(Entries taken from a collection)
:::::
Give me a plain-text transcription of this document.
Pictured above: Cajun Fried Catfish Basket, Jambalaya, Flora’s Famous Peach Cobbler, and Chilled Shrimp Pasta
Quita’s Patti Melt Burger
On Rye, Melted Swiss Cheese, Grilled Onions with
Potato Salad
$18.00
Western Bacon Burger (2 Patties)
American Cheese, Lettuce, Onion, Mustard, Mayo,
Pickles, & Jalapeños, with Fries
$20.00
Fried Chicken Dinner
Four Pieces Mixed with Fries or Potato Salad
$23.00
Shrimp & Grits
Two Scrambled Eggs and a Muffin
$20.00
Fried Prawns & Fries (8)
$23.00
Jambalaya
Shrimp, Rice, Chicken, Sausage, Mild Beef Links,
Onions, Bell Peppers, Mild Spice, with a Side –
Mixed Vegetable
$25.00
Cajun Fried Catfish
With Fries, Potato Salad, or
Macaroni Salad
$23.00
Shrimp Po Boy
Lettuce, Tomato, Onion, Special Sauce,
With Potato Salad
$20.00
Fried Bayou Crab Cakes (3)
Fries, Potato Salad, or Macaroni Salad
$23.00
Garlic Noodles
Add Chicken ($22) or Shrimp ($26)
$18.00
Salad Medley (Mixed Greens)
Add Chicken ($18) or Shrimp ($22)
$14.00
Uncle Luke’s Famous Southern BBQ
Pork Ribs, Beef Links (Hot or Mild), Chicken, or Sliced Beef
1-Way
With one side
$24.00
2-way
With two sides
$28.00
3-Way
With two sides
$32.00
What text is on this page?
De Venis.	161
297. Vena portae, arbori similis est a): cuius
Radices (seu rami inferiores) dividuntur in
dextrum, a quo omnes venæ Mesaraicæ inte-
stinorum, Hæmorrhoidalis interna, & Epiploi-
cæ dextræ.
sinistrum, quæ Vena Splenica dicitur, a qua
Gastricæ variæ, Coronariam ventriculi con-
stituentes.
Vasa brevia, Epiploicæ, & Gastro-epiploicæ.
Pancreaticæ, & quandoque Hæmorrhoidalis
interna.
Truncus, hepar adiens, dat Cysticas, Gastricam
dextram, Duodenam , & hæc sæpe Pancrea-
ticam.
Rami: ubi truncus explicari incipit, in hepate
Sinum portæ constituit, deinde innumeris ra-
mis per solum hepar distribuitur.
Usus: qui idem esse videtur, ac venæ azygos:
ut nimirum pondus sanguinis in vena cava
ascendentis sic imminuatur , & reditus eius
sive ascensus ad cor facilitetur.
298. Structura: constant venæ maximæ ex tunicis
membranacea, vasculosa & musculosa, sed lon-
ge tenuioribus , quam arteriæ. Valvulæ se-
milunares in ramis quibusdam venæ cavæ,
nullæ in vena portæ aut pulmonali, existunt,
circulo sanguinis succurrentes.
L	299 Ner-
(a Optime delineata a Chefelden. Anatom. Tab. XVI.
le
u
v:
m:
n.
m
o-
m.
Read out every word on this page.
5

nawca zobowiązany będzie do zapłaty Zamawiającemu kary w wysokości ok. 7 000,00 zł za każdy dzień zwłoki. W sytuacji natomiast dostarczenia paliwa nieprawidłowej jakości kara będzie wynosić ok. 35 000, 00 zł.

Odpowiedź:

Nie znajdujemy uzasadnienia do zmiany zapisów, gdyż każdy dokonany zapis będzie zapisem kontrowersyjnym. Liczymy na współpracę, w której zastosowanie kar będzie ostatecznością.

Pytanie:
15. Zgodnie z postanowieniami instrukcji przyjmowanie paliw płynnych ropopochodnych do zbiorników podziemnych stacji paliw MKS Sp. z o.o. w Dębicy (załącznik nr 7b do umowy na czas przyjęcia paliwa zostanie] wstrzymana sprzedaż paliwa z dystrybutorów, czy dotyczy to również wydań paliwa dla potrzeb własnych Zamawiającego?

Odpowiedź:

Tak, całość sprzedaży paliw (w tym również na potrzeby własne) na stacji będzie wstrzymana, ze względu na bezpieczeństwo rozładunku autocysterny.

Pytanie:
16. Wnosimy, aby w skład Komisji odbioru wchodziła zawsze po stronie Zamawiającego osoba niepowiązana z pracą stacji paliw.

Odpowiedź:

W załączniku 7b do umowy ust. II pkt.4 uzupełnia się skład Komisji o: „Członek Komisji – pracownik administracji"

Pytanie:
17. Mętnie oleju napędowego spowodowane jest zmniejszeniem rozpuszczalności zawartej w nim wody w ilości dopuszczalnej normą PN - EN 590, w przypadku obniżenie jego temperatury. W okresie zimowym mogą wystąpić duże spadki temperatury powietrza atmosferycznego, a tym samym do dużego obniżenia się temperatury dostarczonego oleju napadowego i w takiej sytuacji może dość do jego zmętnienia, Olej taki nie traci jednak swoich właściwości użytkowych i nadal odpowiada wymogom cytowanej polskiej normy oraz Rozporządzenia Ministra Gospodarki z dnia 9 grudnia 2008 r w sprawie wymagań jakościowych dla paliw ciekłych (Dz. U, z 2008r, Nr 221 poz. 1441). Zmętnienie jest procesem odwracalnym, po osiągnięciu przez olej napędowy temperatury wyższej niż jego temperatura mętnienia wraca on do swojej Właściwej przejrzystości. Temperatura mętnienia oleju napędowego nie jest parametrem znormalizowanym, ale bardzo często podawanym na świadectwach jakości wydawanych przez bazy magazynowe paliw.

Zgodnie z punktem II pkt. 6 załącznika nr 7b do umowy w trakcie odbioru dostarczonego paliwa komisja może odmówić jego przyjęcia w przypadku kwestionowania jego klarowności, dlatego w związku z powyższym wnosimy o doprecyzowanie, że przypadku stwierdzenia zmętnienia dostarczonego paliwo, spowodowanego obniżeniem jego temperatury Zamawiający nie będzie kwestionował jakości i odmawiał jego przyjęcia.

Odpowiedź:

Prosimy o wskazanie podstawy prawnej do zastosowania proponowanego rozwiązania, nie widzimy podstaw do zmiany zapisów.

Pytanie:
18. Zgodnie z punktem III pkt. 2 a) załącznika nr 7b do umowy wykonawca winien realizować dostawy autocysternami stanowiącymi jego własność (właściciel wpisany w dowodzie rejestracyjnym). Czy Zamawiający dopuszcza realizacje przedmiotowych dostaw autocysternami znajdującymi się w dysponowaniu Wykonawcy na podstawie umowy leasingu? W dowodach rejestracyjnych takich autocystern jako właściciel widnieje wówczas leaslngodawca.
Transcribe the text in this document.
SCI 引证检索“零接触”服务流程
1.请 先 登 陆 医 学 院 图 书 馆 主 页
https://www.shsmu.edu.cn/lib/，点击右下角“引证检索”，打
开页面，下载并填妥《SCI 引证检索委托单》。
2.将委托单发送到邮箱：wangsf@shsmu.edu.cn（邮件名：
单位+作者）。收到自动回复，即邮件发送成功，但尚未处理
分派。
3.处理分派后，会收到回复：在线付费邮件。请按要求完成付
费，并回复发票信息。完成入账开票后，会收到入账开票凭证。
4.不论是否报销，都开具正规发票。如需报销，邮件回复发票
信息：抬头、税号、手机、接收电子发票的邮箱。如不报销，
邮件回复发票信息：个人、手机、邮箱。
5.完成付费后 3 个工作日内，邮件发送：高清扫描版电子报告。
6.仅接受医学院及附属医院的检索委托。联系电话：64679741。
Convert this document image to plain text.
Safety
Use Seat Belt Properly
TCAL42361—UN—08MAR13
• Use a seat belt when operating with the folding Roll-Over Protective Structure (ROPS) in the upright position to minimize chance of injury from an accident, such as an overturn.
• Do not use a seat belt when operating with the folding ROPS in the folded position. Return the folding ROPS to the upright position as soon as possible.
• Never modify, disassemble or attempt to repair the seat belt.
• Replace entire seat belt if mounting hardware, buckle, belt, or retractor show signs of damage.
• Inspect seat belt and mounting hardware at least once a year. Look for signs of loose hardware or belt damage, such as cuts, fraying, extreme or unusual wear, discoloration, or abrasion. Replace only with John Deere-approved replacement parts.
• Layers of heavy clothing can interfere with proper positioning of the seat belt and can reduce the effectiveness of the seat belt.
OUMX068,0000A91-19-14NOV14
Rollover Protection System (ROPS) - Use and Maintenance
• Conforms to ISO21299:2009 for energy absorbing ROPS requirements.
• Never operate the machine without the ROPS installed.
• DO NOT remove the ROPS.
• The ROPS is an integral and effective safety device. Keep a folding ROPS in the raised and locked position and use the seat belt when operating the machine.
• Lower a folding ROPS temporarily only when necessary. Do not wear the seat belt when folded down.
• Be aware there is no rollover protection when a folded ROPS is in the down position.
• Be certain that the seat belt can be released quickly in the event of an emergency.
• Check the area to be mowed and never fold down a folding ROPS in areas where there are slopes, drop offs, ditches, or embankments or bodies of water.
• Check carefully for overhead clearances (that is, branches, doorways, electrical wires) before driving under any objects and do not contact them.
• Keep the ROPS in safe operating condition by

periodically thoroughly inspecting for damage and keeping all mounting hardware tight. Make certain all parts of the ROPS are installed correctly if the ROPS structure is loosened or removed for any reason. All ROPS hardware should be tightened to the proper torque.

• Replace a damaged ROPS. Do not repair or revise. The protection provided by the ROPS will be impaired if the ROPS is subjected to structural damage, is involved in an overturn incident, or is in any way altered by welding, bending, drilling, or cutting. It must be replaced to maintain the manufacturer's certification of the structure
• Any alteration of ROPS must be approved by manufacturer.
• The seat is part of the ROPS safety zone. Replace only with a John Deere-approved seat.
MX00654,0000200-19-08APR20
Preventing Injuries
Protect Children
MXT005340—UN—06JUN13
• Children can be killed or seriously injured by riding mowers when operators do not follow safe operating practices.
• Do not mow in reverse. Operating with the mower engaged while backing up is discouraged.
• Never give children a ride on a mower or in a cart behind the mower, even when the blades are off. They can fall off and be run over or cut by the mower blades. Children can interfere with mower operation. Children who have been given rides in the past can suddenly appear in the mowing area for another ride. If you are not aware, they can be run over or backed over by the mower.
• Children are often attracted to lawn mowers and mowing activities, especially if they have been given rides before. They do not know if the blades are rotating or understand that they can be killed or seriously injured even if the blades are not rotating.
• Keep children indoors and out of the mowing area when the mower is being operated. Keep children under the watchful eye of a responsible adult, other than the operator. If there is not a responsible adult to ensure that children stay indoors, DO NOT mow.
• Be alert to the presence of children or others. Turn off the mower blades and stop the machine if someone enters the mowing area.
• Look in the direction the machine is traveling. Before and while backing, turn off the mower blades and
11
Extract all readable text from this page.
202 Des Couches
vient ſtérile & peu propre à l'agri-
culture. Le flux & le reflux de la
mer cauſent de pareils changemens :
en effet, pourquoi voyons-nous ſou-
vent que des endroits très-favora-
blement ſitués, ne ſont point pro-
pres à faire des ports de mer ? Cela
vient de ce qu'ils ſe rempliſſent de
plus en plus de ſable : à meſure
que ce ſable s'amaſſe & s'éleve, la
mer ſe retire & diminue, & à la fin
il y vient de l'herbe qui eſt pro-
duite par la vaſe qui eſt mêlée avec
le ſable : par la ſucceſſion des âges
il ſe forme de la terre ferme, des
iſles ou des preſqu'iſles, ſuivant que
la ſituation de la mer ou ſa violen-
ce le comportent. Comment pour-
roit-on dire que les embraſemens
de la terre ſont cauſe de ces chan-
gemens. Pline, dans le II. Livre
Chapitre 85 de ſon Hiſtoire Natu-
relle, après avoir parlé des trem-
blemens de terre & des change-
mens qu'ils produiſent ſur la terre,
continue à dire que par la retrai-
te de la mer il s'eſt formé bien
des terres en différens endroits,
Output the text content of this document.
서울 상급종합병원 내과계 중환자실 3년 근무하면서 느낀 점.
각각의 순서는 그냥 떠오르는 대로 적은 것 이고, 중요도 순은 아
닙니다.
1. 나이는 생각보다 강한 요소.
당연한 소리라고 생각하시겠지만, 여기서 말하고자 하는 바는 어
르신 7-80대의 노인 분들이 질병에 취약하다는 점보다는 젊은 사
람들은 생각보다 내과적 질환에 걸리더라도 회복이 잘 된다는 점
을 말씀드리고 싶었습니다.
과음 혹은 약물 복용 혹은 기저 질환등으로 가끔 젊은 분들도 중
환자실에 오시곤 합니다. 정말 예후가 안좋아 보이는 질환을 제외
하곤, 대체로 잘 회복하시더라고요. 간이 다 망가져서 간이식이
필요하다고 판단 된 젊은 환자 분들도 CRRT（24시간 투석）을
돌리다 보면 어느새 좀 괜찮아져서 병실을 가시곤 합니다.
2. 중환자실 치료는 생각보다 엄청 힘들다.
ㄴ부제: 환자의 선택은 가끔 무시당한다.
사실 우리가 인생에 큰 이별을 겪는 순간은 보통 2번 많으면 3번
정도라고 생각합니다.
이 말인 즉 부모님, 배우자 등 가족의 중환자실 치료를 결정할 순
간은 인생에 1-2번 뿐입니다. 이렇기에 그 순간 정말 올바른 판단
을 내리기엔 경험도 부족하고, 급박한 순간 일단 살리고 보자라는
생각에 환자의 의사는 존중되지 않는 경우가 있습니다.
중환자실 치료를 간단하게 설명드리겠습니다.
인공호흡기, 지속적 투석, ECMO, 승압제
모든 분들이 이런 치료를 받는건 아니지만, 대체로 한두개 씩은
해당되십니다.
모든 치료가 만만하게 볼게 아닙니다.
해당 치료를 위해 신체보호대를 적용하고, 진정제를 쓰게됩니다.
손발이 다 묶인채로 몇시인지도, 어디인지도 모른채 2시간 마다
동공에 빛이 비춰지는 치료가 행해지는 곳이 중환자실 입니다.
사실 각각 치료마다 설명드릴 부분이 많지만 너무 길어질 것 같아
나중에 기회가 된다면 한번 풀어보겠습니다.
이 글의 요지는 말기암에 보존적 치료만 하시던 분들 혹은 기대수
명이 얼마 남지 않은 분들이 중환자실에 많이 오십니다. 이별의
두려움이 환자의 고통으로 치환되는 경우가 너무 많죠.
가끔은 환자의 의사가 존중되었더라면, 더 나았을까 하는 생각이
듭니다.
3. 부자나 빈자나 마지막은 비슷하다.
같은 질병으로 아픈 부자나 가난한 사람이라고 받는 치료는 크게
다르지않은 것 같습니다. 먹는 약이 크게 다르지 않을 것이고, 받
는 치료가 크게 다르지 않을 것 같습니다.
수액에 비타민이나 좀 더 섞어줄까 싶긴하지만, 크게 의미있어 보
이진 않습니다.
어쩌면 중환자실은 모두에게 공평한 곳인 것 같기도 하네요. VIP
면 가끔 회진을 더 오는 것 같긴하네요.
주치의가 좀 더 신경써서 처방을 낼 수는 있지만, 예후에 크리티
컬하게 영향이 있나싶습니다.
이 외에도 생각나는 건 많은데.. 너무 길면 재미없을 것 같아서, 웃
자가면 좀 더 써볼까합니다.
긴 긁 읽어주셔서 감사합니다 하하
:::::
Aim: Determine how many lines of the data contain the word "ſont", and reply with that number only.

In response: 2